THE PROBLEM> Determine the number of lines containing the word "such". Reply with it and nothing else.

Records
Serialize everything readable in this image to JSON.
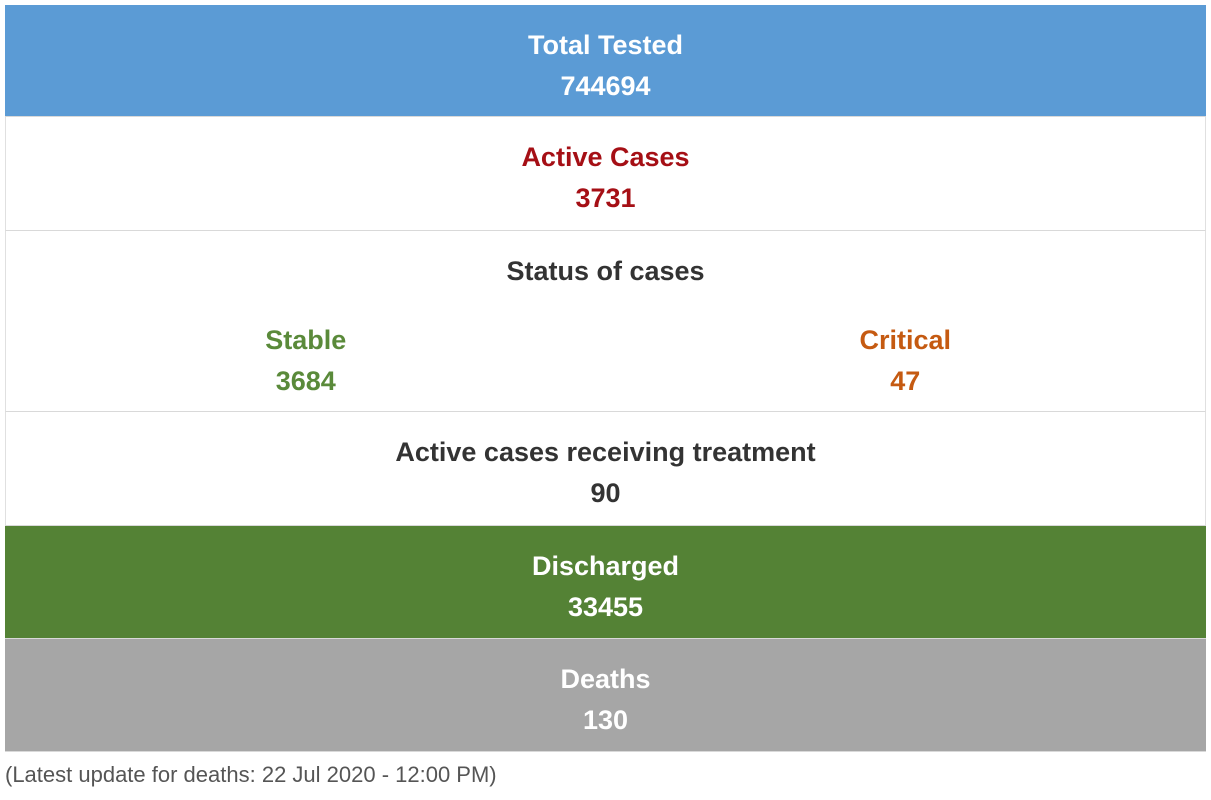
{
  "total_tested": {
    "label": "Total Tested",
    "value": "744694",
    "bg_color": "#5b9bd5"
  },
  "active_cases": {
    "label": "Active Cases",
    "value": "3731",
    "color": "#a50f15"
  },
  "status": {
    "title": "Status of cases",
    "stable": {
      "label": "Stable",
      "value": "3684",
      "color": "#5a8a3a"
    },
    "critical": {
      "label": "Critical",
      "value": "47",
      "color": "#c55a11"
    }
  },
  "treatment": {
    "label": "Active cases receiving treatment",
    "value": "90"
  },
  "discharged": {
    "label": "Discharged",
    "value": "33455",
    "bg_color": "#548235"
  },
  "deaths": {
    "label": "Deaths",
    "value": "130",
    "bg_color": "#a6a6a6"
  },
  "footnote": "(Latest update for deaths: 22 Jul 2020 - 12:00 PM)"
}
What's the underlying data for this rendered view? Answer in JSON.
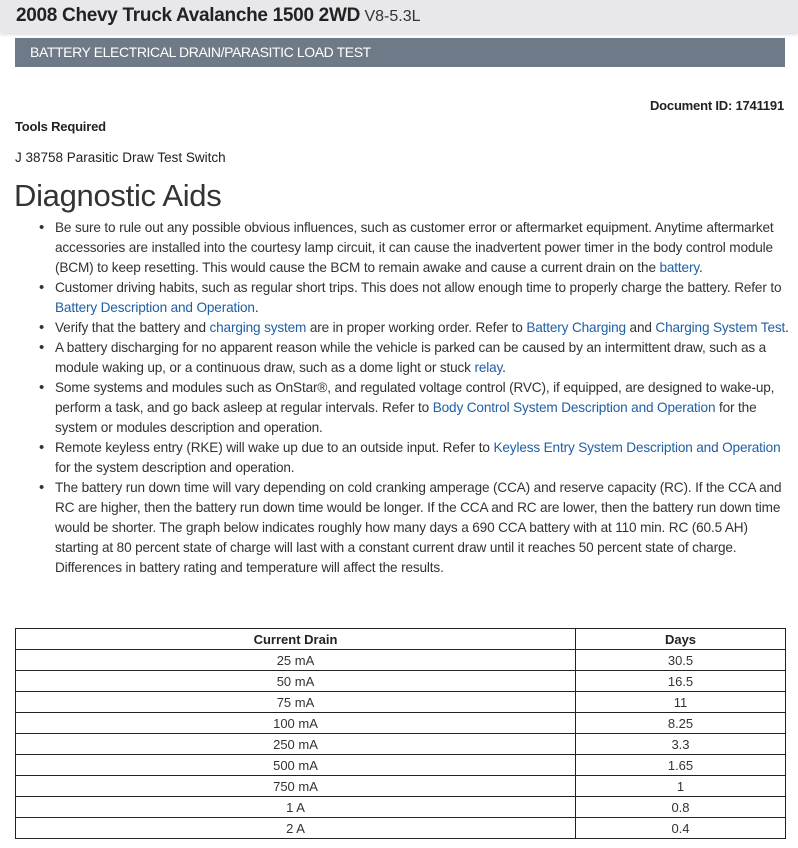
{
  "header": {
    "title": "2008 Chevy Truck Avalanche 1500 2WD",
    "engine": "V8-5.3L"
  },
  "section_title": "BATTERY ELECTRICAL DRAIN/PARASITIC LOAD TEST",
  "document_id": "Document ID: 1741191",
  "tools_heading": "Tools Required",
  "tool": "J 38758 Parasitic Draw Test Switch",
  "heading": "Diagnostic Aids",
  "bullets": [
    [
      {
        "text": "Be sure to rule out any possible obvious influences, such as customer error or aftermarket equipment. Anytime aftermarket accessories are installed into the courtesy lamp circuit, it can cause the inadvertent power timer in the body control module (BCM) to keep resetting. This would cause the BCM to remain awake and cause a current drain on the "
      },
      {
        "text": "battery",
        "link": true
      },
      {
        "text": "."
      }
    ],
    [
      {
        "text": "Customer driving habits, such as regular short trips. This does not allow enough time to properly charge the battery. Refer to "
      },
      {
        "text": "Battery Description and Operation",
        "link": true
      },
      {
        "text": "."
      }
    ],
    [
      {
        "text": "Verify that the battery and "
      },
      {
        "text": "charging system",
        "link": true
      },
      {
        "text": " are in proper working order. Refer to "
      },
      {
        "text": "Battery Charging",
        "link": true
      },
      {
        "text": " and "
      },
      {
        "text": "Charging System Test",
        "link": true
      },
      {
        "text": "."
      }
    ],
    [
      {
        "text": "A battery discharging for no apparent reason while the vehicle is parked can be caused by an intermittent draw, such as a module waking up, or a continuous draw, such as a dome light or stuck "
      },
      {
        "text": "relay",
        "link": true
      },
      {
        "text": "."
      }
    ],
    [
      {
        "text": "Some systems and modules such as OnStar®, and regulated voltage control (RVC), if equipped, are designed to wake-up, perform a task, and go back asleep at regular intervals. Refer to "
      },
      {
        "text": "Body Control System Description and Operation",
        "link": true
      },
      {
        "text": " for the system or modules description and operation."
      }
    ],
    [
      {
        "text": "Remote keyless entry (RKE) will wake up due to an outside input. Refer to "
      },
      {
        "text": "Keyless Entry System Description and Operation",
        "link": true
      },
      {
        "text": " for the system description and operation."
      }
    ],
    [
      {
        "text": "The battery run down time will vary depending on cold cranking amperage (CCA) and reserve capacity (RC). If the CCA and RC are higher, then the battery run down time would be longer. If the CCA and RC are lower, then the battery run down time would be shorter. The graph below indicates roughly how many days a 690 CCA battery with at 110 min. RC (60.5 AH) starting at 80 percent state of charge will last with a constant current draw until it reaches 50 percent state of charge. Differences in battery rating and temperature will affect the results."
      }
    ]
  ],
  "table": {
    "headers": [
      "Current Drain",
      "Days"
    ],
    "rows": [
      [
        "25 mA",
        "30.5"
      ],
      [
        "50 mA",
        "16.5"
      ],
      [
        "75 mA",
        "11"
      ],
      [
        "100 mA",
        "8.25"
      ],
      [
        "250 mA",
        "3.3"
      ],
      [
        "500 mA",
        "1.65"
      ],
      [
        "750 mA",
        "1"
      ],
      [
        "1 A",
        "0.8"
      ],
      [
        "2 A",
        "0.4"
      ]
    ]
  },
  "colors": {
    "section_bar": "#6e7a88",
    "link": "#1f5fa6",
    "header_bg": "#e8e8ea"
  }
}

ANSWER TO THIS EXERCISE> 4